** START OF Data supplied **

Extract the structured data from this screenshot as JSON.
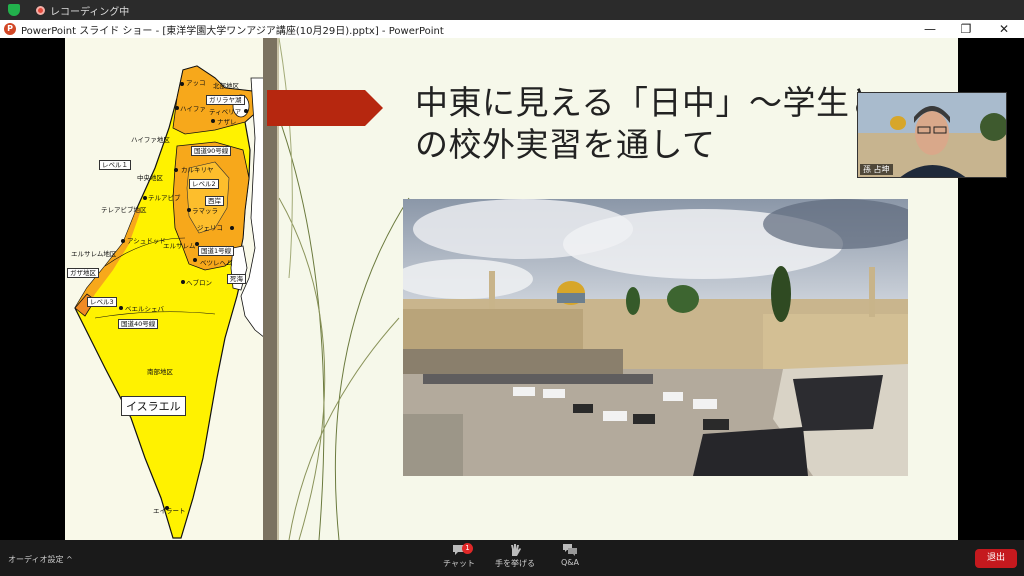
{
  "recording": {
    "label": "レコーディング中"
  },
  "window": {
    "title": "PowerPoint スライド ショー - [東洋学園大学ワンアジア講座(10月29日).pptx] - PowerPoint",
    "app_icon": "P",
    "min_glyph": "—",
    "max_glyph": "❐",
    "close_glyph": "✕"
  },
  "slide": {
    "title": "中東に見える「日中」～学生との校外実習を通して",
    "title_line1": "中東に見える「日中」～学生と",
    "title_line2": "の校外実習を通して"
  },
  "map": {
    "labels": {
      "akko": "アッコ",
      "north": "北部地区",
      "galilee": "ガリラヤ湖",
      "haifa": "ハイファ",
      "tiberias": "ティベリア",
      "nazareth": "ナザレ",
      "haifa_district": "ハイファ地区",
      "route90": "国道90号線",
      "level1": "レベル１",
      "central": "中央地区",
      "qalqilya": "カルキリヤ",
      "level2": "レベル2",
      "telaviv": "テルアビブ",
      "westbank": "西岸",
      "telaviv_district": "テレアビブ地区",
      "ramallah": "ラマッラ",
      "jericho": "ジェリコ",
      "ashdod": "アシュドッド",
      "jerusalem": "エルサレム",
      "jerusalem_district": "エルサレム地区",
      "route1": "国道1号線",
      "bethlehem": "ベツレヘム",
      "gaza": "ガザ地区",
      "deadsea": "死海",
      "hebron": "ヘブロン",
      "level3": "レベル3",
      "beersheba": "ベエルシェバ",
      "route40": "国道40号線",
      "south": "南部地区",
      "israel": "イスラエル",
      "eilat": "エイラート"
    }
  },
  "video": {
    "name": "孫 占坤"
  },
  "controls": {
    "audio_label": "オーディオ設定",
    "audio_chevron": "^",
    "chat_label": "チャット",
    "chat_badge": "1",
    "raise_hand_label": "手を挙げる",
    "qa_label": "Q&A",
    "leave_label": "退出"
  },
  "colors": {
    "map_yellow": "#fff200",
    "map_orange": "#f7a81b",
    "map_dark_orange": "#f08a24",
    "arrow_red": "#b6270f",
    "leave_red": "#c5191e"
  }
}
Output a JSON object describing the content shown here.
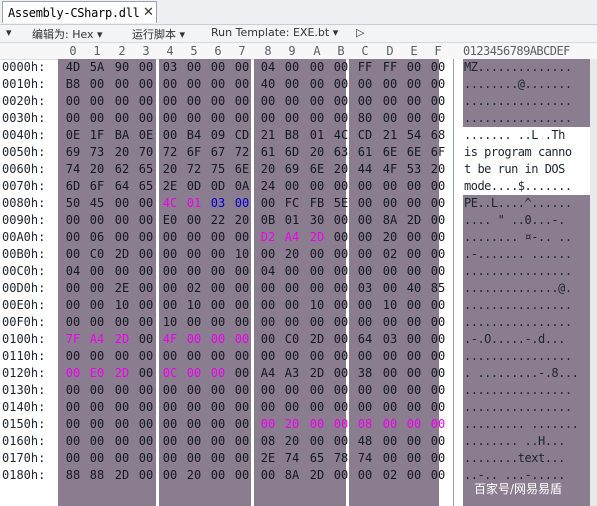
{
  "tab": {
    "title": "Assembly-CSharp.dll",
    "close": "✕"
  },
  "toolbar": {
    "menu_arrow": "▾",
    "edit_as": "编辑为: Hex ▾",
    "run_script": "运行脚本 ▾",
    "run_template": "Run Template: EXE.bt ▾",
    "play": "▷"
  },
  "columns": [
    "0",
    "1",
    "2",
    "3",
    "4",
    "5",
    "6",
    "7",
    "8",
    "9",
    "A",
    "B",
    "C",
    "D",
    "E",
    "F"
  ],
  "ascii_header": "0123456789ABCDEF",
  "colors": {
    "magenta": "#ee00ee",
    "blue": "#0000cc",
    "bg": "#8b7d90"
  },
  "rows": [
    {
      "offset": "0000h:",
      "bytes": [
        "4D",
        "5A",
        "90",
        "00",
        "03",
        "00",
        "00",
        "00",
        "04",
        "00",
        "00",
        "00",
        "FF",
        "FF",
        "00",
        "00"
      ],
      "ascii": "MZ.............."
    },
    {
      "offset": "0010h:",
      "bytes": [
        "B8",
        "00",
        "00",
        "00",
        "00",
        "00",
        "00",
        "00",
        "40",
        "00",
        "00",
        "00",
        "00",
        "00",
        "00",
        "00"
      ],
      "ascii": "........@......."
    },
    {
      "offset": "0020h:",
      "bytes": [
        "00",
        "00",
        "00",
        "00",
        "00",
        "00",
        "00",
        "00",
        "00",
        "00",
        "00",
        "00",
        "00",
        "00",
        "00",
        "00"
      ],
      "ascii": "................"
    },
    {
      "offset": "0030h:",
      "bytes": [
        "00",
        "00",
        "00",
        "00",
        "00",
        "00",
        "00",
        "00",
        "00",
        "00",
        "00",
        "00",
        "80",
        "00",
        "00",
        "00"
      ],
      "ascii": "................"
    },
    {
      "offset": "0040h:",
      "bytes": [
        "0E",
        "1F",
        "BA",
        "0E",
        "00",
        "B4",
        "09",
        "CD",
        "21",
        "B8",
        "01",
        "4C",
        "CD",
        "21",
        "54",
        "68"
      ],
      "ascii": "....... ..L .Th"
    },
    {
      "offset": "0050h:",
      "bytes": [
        "69",
        "73",
        "20",
        "70",
        "72",
        "6F",
        "67",
        "72",
        "61",
        "6D",
        "20",
        "63",
        "61",
        "6E",
        "6E",
        "6F"
      ],
      "ascii": "is program canno"
    },
    {
      "offset": "0060h:",
      "bytes": [
        "74",
        "20",
        "62",
        "65",
        "20",
        "72",
        "75",
        "6E",
        "20",
        "69",
        "6E",
        "20",
        "44",
        "4F",
        "53",
        "20"
      ],
      "ascii": "t be run in DOS "
    },
    {
      "offset": "0070h:",
      "bytes": [
        "6D",
        "6F",
        "64",
        "65",
        "2E",
        "0D",
        "0D",
        "0A",
        "24",
        "00",
        "00",
        "00",
        "00",
        "00",
        "00",
        "00"
      ],
      "ascii": "mode....$......."
    },
    {
      "offset": "0080h:",
      "bytes": [
        "50",
        "45",
        "00",
        "00",
        "4C",
        "01",
        "03",
        "00",
        "00",
        "FC",
        "FB",
        "5E",
        "00",
        "00",
        "00",
        "00"
      ],
      "ascii": "PE..L....^......"
    },
    {
      "offset": "0090h:",
      "bytes": [
        "00",
        "00",
        "00",
        "00",
        "E0",
        "00",
        "22",
        "20",
        "0B",
        "01",
        "30",
        "00",
        "00",
        "8A",
        "2D",
        "00"
      ],
      "ascii": ".... \" ..0...-."
    },
    {
      "offset": "00A0h:",
      "bytes": [
        "00",
        "06",
        "00",
        "00",
        "00",
        "00",
        "00",
        "00",
        "D2",
        "A4",
        "2D",
        "00",
        "00",
        "20",
        "00",
        "00"
      ],
      "ascii": "........ ¤-.. .."
    },
    {
      "offset": "00B0h:",
      "bytes": [
        "00",
        "C0",
        "2D",
        "00",
        "00",
        "00",
        "00",
        "10",
        "00",
        "20",
        "00",
        "00",
        "00",
        "02",
        "00",
        "00"
      ],
      "ascii": ".-....... ......"
    },
    {
      "offset": "00C0h:",
      "bytes": [
        "04",
        "00",
        "00",
        "00",
        "00",
        "00",
        "00",
        "00",
        "04",
        "00",
        "00",
        "00",
        "00",
        "00",
        "00",
        "00"
      ],
      "ascii": "................"
    },
    {
      "offset": "00D0h:",
      "bytes": [
        "00",
        "00",
        "2E",
        "00",
        "00",
        "02",
        "00",
        "00",
        "00",
        "00",
        "00",
        "00",
        "03",
        "00",
        "40",
        "85"
      ],
      "ascii": "..............@."
    },
    {
      "offset": "00E0h:",
      "bytes": [
        "00",
        "00",
        "10",
        "00",
        "00",
        "10",
        "00",
        "00",
        "00",
        "00",
        "10",
        "00",
        "00",
        "10",
        "00",
        "00"
      ],
      "ascii": "................"
    },
    {
      "offset": "00F0h:",
      "bytes": [
        "00",
        "00",
        "00",
        "00",
        "10",
        "00",
        "00",
        "00",
        "00",
        "00",
        "00",
        "00",
        "00",
        "00",
        "00",
        "00"
      ],
      "ascii": "................"
    },
    {
      "offset": "0100h:",
      "bytes": [
        "7F",
        "A4",
        "2D",
        "00",
        "4F",
        "00",
        "00",
        "00",
        "00",
        "C0",
        "2D",
        "00",
        "64",
        "03",
        "00",
        "00"
      ],
      "ascii": ".-.O.....-.d..."
    },
    {
      "offset": "0110h:",
      "bytes": [
        "00",
        "00",
        "00",
        "00",
        "00",
        "00",
        "00",
        "00",
        "00",
        "00",
        "00",
        "00",
        "00",
        "00",
        "00",
        "00"
      ],
      "ascii": "................"
    },
    {
      "offset": "0120h:",
      "bytes": [
        "00",
        "E0",
        "2D",
        "00",
        "0C",
        "00",
        "00",
        "00",
        "A4",
        "A3",
        "2D",
        "00",
        "38",
        "00",
        "00",
        "00"
      ],
      "ascii": ". .........-.8..."
    },
    {
      "offset": "0130h:",
      "bytes": [
        "00",
        "00",
        "00",
        "00",
        "00",
        "00",
        "00",
        "00",
        "00",
        "00",
        "00",
        "00",
        "00",
        "00",
        "00",
        "00"
      ],
      "ascii": "................"
    },
    {
      "offset": "0140h:",
      "bytes": [
        "00",
        "00",
        "00",
        "00",
        "00",
        "00",
        "00",
        "00",
        "00",
        "00",
        "00",
        "00",
        "00",
        "00",
        "00",
        "00"
      ],
      "ascii": "................"
    },
    {
      "offset": "0150h:",
      "bytes": [
        "00",
        "00",
        "00",
        "00",
        "00",
        "00",
        "00",
        "00",
        "00",
        "20",
        "00",
        "00",
        "08",
        "00",
        "00",
        "00"
      ],
      "ascii": "......... ......."
    },
    {
      "offset": "0160h:",
      "bytes": [
        "00",
        "00",
        "00",
        "00",
        "00",
        "00",
        "00",
        "00",
        "08",
        "20",
        "00",
        "00",
        "48",
        "00",
        "00",
        "00"
      ],
      "ascii": "........ ..H..."
    },
    {
      "offset": "0170h:",
      "bytes": [
        "00",
        "00",
        "00",
        "00",
        "00",
        "00",
        "00",
        "00",
        "2E",
        "74",
        "65",
        "78",
        "74",
        "00",
        "00",
        "00"
      ],
      "ascii": "........text..."
    },
    {
      "offset": "0180h:",
      "bytes": [
        "88",
        "88",
        "2D",
        "00",
        "00",
        "20",
        "00",
        "00",
        "00",
        "8A",
        "2D",
        "00",
        "00",
        "02",
        "00",
        "00"
      ],
      "ascii": "..-.. ...-....."
    }
  ],
  "watermark": "百家号/网易易盾"
}
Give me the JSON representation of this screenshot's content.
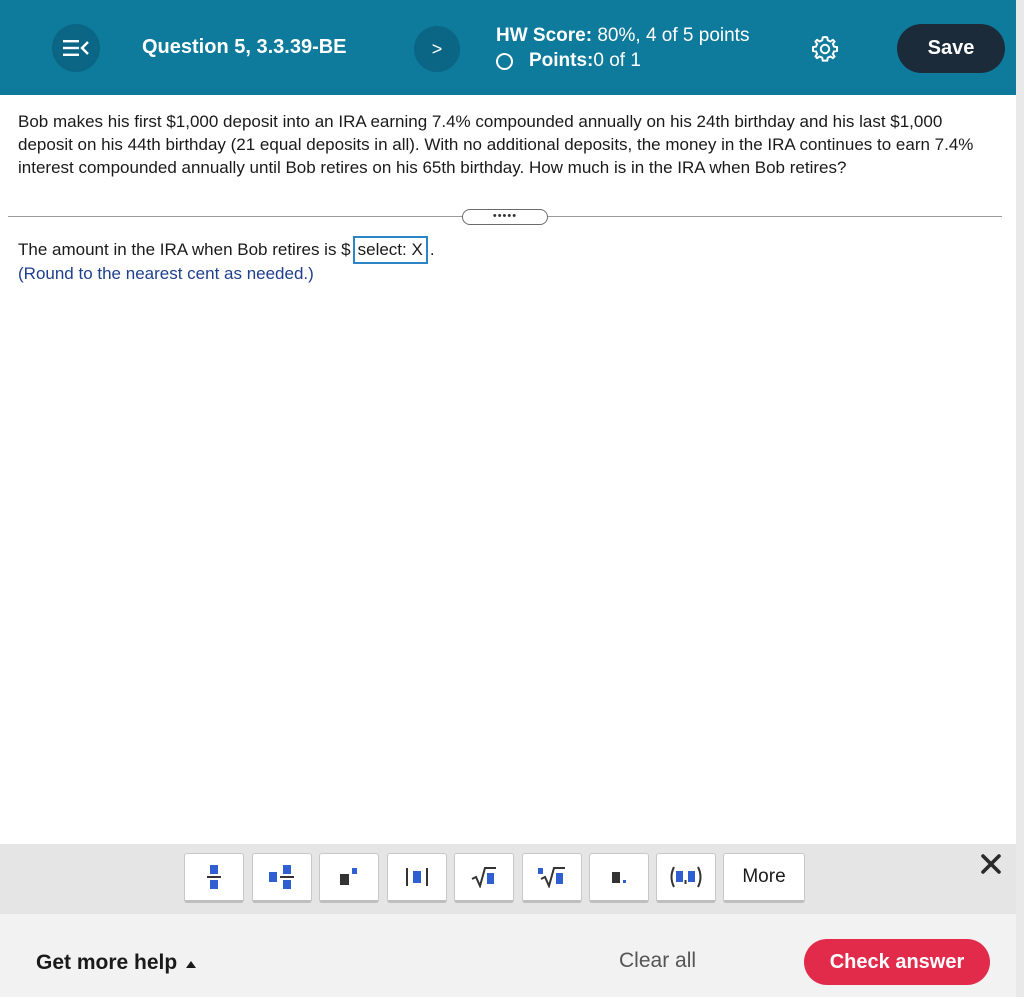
{
  "header": {
    "question_title": "Question 5, 3.3.39-BE",
    "next_label": ">",
    "hw_score_label": "HW Score:",
    "hw_score_value": " 80%, 4 of 5 points",
    "points_label": "Points:",
    "points_value": " 0 of 1",
    "save_label": "Save"
  },
  "question": {
    "text": "Bob makes his first $1,000 deposit into an IRA earning 7.4% compounded annually on his 24th birthday and his last $1,000 deposit on his 44th birthday (21 equal deposits in all). With no additional deposits, the money in the IRA continues to earn 7.4% interest compounded annually until Bob retires on his 65th birthday. How much is in the IRA when Bob retires?",
    "divider_handle": "•••••",
    "answer_prefix": "The amount in the IRA when Bob retires is $",
    "answer_value": "select: X",
    "answer_suffix": ".",
    "round_note": "(Round to the nearest cent as needed.)"
  },
  "toolbar": {
    "tools": [
      "fraction",
      "mixed-number",
      "exponent",
      "absolute-value",
      "square-root",
      "nth-root",
      "decimal",
      "ordered-pair"
    ],
    "more_label": "More"
  },
  "footer": {
    "help_label": "Get more help",
    "clear_label": "Clear all",
    "check_label": "Check answer"
  },
  "colors": {
    "header_bg": "#0e7a9c",
    "save_bg": "#1b2b3a",
    "check_bg": "#e22a4a",
    "answer_border": "#2c86c6",
    "note_color": "#1f3f8e",
    "tool_blue": "#2f5fd0"
  }
}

** END OF Data supplied **

# [Task goal]
How many lines in the records above contain the word "screenshot"? Reply with the number and nothing more.

# [Response to the exercise]
2